[Task to complete]
Below are the records; collect from them each line containing the string "SERVICIO".

-- start Records to process --

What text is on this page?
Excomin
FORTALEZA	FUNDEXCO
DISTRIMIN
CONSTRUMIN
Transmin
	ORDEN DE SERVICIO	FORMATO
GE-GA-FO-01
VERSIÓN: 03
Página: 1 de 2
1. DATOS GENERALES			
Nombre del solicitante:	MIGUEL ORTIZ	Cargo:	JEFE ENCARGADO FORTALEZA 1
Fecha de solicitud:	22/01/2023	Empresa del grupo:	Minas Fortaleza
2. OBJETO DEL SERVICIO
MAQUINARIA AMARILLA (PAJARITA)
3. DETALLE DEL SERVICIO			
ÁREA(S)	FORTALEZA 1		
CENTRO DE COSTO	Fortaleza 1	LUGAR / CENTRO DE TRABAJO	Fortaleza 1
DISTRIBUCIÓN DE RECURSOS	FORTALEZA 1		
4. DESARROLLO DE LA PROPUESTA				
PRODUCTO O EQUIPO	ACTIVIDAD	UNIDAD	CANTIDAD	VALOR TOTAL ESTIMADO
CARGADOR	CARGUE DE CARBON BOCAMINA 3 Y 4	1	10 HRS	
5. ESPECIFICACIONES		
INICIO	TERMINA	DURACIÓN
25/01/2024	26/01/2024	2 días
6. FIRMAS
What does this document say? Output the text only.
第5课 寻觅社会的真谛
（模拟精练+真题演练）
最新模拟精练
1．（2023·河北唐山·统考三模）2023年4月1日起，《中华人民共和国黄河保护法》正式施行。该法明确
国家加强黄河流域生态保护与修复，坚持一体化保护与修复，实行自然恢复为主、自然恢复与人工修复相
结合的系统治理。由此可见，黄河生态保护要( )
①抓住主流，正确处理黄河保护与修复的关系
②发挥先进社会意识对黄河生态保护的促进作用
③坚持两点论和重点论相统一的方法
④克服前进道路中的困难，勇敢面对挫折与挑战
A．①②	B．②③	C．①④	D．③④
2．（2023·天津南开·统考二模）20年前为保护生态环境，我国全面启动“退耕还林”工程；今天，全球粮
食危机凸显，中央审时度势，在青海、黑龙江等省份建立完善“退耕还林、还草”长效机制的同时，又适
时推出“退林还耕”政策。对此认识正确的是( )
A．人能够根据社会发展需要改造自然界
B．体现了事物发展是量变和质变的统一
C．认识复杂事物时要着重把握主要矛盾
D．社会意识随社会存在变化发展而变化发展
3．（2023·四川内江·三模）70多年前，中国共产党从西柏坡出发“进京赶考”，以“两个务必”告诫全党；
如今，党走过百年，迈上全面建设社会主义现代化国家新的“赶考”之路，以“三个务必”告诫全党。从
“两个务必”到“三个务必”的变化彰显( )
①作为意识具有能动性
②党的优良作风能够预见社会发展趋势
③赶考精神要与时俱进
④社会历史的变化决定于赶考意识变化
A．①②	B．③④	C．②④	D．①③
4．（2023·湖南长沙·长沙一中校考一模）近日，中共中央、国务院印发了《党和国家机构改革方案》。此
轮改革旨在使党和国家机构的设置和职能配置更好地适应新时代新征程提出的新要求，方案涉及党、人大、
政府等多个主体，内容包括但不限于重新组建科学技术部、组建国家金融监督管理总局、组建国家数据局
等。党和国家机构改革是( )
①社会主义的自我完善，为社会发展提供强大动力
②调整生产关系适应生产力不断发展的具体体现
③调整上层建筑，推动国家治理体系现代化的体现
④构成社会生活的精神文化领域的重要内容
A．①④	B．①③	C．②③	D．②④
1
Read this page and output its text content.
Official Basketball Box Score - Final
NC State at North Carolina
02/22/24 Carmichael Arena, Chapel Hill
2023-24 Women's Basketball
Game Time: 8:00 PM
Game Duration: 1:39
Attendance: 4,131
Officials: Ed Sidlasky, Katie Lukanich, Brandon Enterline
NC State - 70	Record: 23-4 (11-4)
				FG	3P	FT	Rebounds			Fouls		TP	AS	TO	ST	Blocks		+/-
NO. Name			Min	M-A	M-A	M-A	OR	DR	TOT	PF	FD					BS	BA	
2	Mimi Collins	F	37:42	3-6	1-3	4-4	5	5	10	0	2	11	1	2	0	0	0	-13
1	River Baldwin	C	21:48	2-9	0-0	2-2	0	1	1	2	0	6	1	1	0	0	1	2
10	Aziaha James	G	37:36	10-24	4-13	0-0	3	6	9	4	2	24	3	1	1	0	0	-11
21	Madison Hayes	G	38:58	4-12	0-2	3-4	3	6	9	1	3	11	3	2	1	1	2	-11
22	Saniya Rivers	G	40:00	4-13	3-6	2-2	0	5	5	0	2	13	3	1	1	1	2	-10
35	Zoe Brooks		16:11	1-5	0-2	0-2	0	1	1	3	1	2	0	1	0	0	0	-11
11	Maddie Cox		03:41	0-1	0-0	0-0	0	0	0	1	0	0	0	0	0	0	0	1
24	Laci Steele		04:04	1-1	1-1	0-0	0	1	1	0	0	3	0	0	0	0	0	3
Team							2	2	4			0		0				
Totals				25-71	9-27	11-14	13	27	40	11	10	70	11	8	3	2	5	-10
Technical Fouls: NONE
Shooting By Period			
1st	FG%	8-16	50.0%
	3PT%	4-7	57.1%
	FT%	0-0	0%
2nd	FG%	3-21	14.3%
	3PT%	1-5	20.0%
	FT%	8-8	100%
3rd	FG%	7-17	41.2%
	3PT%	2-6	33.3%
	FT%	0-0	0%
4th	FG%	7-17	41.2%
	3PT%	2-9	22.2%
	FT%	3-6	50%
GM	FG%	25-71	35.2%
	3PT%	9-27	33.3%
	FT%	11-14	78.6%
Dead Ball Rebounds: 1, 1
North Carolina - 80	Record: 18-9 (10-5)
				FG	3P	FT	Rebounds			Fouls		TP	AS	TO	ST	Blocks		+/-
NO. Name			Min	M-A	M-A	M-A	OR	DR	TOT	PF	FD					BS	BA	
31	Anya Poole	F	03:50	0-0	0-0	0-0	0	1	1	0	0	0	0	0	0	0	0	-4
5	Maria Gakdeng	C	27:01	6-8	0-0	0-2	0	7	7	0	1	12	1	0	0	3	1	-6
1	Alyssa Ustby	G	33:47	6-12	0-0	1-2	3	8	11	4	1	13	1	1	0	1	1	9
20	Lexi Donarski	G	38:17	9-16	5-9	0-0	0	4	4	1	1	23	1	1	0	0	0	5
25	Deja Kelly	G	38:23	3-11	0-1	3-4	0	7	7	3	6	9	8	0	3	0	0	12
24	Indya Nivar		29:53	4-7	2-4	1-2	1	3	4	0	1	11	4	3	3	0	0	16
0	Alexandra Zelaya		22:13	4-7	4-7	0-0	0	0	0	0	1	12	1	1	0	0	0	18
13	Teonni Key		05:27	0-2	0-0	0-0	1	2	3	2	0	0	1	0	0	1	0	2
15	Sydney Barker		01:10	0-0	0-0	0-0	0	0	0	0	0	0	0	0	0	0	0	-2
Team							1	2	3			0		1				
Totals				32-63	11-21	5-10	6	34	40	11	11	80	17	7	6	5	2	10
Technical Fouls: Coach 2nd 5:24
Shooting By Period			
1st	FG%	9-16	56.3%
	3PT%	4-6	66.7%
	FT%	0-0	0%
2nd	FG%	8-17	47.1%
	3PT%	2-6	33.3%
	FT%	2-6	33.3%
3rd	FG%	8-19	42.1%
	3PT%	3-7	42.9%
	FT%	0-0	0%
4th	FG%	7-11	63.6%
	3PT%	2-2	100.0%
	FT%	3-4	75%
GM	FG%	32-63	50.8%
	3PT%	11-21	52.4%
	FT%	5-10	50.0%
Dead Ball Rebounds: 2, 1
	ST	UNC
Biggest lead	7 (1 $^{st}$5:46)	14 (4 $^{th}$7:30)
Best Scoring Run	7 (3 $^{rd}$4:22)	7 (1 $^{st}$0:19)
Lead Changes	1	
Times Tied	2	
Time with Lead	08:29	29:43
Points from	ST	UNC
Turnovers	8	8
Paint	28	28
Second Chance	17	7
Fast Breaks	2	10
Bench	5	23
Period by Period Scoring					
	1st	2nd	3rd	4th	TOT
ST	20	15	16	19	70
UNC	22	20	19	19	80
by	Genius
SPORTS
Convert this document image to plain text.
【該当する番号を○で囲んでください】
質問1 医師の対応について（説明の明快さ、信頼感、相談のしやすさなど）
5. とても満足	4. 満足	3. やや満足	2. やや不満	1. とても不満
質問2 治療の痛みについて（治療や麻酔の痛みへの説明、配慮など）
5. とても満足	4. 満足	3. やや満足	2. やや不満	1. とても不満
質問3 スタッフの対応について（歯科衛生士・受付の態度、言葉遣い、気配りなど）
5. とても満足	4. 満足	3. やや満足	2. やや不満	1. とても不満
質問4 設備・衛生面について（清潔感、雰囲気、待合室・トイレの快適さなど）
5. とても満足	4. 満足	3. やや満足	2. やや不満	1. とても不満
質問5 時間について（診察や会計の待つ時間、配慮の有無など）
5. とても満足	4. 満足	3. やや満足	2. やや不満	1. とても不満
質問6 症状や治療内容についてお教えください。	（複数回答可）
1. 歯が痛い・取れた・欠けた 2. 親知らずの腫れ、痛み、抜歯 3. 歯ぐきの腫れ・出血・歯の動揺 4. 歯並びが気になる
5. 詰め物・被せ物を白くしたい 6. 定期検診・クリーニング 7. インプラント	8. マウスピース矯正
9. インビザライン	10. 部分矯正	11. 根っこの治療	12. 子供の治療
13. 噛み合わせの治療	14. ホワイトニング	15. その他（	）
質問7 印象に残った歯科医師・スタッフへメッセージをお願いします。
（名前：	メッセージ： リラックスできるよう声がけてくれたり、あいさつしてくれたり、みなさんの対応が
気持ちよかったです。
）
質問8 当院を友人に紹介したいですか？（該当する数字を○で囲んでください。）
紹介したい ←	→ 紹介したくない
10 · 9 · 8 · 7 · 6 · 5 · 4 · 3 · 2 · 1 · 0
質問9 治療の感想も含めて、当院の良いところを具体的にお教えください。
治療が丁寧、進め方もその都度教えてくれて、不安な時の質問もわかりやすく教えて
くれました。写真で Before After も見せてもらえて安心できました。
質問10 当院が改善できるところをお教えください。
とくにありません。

-- end Records to process --

[The completed task]
	ORDEN DE SERVICIO	FORMATO
2. OBJETO DEL SERVICIO
3. DETALLE DEL SERVICIO			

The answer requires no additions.